→ **Work to do**: In the records below, pick out all lines containing the word "beef".

→ **Material shown**:
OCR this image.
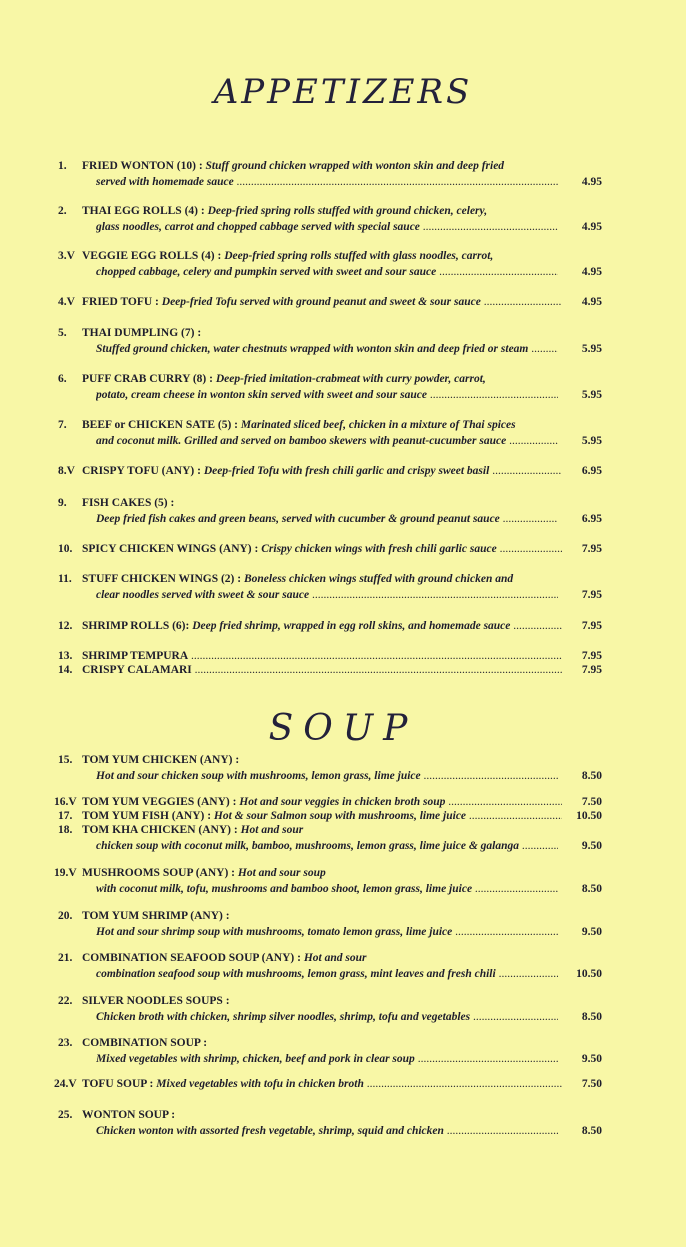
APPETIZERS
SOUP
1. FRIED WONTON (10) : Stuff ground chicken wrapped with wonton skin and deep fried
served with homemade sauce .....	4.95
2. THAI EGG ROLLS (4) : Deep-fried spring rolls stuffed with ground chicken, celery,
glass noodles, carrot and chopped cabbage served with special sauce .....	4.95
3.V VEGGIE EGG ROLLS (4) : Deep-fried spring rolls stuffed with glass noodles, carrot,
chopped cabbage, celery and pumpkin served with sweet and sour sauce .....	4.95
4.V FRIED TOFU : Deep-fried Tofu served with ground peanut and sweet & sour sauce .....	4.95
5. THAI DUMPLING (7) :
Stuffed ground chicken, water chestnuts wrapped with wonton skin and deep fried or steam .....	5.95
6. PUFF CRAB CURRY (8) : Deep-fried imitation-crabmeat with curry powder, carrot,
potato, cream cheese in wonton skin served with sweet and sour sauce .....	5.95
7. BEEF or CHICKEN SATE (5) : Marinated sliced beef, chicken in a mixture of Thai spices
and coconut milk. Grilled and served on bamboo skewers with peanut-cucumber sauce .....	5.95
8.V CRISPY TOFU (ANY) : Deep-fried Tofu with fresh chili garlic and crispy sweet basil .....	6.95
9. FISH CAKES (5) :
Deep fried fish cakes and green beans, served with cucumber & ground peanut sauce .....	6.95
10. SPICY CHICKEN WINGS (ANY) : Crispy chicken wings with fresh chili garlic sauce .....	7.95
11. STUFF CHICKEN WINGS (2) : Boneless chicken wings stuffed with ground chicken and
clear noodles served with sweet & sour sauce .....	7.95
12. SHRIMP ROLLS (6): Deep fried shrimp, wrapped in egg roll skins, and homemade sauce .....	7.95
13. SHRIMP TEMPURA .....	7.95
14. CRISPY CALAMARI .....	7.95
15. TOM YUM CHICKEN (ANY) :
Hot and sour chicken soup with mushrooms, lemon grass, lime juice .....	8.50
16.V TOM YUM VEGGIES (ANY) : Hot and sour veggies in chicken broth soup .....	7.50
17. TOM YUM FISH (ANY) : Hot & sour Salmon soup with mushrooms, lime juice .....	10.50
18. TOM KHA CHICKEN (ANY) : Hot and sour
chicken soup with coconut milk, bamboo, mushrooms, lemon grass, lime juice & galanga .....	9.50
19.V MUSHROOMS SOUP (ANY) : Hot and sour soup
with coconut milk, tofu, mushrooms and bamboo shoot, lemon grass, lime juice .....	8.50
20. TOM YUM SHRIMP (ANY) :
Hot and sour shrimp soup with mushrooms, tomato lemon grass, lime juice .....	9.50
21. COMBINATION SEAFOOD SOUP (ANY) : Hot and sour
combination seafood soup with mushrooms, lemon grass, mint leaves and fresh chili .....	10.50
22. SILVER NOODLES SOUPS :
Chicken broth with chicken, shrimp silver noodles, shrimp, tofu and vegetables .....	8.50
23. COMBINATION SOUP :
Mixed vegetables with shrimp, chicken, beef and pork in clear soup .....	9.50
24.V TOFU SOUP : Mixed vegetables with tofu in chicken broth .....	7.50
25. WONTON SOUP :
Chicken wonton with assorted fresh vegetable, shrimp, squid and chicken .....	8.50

→ **Solved problem**:
7. BEEF or CHICKEN SATE (5) : Marinated sliced beef, chicken in a mixture of Thai spices
Mixed vegetables with shrimp, chicken, beef and pork in clear soup .....	9.50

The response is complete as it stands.